PROVIDED ENTRIES:
'''
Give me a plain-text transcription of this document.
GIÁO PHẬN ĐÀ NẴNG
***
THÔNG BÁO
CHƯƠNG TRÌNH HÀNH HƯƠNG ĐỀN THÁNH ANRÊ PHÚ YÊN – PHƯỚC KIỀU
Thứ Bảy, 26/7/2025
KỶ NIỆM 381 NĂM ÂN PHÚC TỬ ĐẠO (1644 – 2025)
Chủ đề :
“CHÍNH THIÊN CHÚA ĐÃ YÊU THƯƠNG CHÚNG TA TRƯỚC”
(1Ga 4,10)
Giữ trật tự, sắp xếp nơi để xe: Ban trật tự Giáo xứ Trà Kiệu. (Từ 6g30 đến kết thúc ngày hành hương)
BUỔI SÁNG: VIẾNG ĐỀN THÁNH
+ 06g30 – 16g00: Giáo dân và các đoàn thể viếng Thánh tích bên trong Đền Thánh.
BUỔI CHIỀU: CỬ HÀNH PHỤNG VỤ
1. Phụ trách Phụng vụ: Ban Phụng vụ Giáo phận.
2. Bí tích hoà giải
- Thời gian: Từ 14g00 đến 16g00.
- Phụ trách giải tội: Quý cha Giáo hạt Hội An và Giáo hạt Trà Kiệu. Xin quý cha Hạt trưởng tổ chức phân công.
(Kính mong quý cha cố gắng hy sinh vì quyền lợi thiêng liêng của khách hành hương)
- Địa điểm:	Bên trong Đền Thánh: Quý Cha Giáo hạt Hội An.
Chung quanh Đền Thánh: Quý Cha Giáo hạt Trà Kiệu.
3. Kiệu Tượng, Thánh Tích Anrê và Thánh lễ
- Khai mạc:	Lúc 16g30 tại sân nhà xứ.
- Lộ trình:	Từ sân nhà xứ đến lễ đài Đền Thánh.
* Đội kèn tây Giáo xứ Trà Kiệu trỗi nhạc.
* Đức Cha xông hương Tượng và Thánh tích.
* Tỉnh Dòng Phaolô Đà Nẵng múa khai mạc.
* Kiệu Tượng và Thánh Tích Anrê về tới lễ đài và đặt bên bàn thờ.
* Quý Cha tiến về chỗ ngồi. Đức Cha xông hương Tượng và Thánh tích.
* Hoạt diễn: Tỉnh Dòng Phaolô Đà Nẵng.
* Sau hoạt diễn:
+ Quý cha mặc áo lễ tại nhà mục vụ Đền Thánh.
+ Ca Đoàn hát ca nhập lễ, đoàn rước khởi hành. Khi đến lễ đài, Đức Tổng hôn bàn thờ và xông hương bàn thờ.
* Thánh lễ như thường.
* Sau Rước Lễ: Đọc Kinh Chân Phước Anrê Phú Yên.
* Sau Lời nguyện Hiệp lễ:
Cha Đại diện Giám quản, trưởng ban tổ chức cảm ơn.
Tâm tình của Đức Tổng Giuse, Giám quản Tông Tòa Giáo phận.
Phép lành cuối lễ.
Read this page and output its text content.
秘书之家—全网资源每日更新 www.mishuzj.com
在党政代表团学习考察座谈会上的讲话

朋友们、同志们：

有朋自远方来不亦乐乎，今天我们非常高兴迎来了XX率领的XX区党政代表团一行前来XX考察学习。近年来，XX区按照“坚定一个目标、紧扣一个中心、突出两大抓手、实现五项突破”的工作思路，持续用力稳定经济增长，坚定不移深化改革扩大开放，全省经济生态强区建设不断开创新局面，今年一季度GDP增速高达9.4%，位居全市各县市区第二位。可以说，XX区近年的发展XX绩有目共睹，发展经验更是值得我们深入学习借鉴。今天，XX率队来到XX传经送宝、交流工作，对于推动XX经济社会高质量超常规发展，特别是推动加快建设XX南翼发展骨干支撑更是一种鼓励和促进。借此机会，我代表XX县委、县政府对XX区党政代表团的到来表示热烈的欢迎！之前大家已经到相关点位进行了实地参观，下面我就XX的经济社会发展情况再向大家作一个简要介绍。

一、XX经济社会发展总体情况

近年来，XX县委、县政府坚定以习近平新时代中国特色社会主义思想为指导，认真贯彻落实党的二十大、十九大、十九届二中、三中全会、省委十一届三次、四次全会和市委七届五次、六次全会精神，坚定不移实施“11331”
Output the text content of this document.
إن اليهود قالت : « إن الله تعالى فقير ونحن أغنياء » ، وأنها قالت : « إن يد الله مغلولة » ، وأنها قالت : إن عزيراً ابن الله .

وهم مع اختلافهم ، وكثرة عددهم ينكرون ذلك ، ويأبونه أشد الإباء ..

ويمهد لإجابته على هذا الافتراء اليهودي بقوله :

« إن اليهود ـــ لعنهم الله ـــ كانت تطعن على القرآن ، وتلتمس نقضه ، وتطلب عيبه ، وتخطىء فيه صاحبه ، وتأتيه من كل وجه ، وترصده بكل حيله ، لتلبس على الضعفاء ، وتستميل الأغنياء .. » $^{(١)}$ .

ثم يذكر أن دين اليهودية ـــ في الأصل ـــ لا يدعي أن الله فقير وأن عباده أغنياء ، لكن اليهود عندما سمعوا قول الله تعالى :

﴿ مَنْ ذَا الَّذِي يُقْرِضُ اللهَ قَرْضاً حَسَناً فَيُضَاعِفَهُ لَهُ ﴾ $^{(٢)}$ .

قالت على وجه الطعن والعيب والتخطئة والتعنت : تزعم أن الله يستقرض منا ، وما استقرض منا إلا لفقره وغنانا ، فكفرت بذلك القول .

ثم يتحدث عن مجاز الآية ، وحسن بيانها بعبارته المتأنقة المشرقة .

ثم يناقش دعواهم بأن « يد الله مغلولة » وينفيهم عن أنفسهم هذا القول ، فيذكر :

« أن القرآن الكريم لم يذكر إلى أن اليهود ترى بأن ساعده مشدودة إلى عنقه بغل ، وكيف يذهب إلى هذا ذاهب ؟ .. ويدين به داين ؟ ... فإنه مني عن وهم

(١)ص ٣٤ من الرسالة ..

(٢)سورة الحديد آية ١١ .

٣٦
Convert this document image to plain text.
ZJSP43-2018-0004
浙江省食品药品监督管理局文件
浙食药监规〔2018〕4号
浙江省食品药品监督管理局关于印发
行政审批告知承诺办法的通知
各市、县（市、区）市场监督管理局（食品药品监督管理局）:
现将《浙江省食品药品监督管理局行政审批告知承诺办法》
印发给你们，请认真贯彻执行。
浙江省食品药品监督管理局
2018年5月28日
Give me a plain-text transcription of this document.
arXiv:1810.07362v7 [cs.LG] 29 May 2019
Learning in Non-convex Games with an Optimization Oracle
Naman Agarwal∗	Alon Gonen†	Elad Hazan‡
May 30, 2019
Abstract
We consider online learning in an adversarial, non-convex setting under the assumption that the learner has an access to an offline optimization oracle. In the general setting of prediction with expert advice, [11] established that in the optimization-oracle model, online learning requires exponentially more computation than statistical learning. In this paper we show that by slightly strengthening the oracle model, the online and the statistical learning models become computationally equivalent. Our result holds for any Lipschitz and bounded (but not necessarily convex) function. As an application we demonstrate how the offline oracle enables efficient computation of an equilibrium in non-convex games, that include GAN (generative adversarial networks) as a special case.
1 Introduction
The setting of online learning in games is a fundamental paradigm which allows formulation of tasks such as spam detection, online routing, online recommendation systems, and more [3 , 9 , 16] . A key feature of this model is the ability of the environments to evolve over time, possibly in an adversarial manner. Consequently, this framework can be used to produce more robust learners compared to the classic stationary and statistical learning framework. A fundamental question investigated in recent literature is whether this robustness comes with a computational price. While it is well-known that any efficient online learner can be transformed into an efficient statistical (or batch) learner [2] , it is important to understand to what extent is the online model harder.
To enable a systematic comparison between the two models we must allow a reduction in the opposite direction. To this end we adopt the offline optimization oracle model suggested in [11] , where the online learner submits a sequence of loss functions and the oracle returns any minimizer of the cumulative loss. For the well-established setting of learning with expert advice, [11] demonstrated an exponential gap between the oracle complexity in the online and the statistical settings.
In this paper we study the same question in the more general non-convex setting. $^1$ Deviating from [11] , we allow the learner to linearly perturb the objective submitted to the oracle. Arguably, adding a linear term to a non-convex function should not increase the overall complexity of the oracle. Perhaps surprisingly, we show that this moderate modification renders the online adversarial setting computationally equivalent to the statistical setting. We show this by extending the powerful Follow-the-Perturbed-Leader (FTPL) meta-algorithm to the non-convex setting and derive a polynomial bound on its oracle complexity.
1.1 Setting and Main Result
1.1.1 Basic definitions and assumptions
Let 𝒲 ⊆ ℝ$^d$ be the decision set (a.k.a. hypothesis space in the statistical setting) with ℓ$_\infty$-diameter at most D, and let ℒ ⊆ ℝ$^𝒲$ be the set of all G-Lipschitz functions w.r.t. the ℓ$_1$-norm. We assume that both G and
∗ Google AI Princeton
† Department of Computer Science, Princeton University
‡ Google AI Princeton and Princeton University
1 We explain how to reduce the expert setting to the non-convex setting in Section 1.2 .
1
'''
TASK: Pull out all lines from the entries above that include the word "giải".

FINAL ANSWER:
2. Bí tích hoà giải
- Phụ trách giải tội: Quý cha Giáo hạt Hội An và Giáo hạt Trà Kiệu. Xin quý cha Hạt trưởng tổ chức phân công.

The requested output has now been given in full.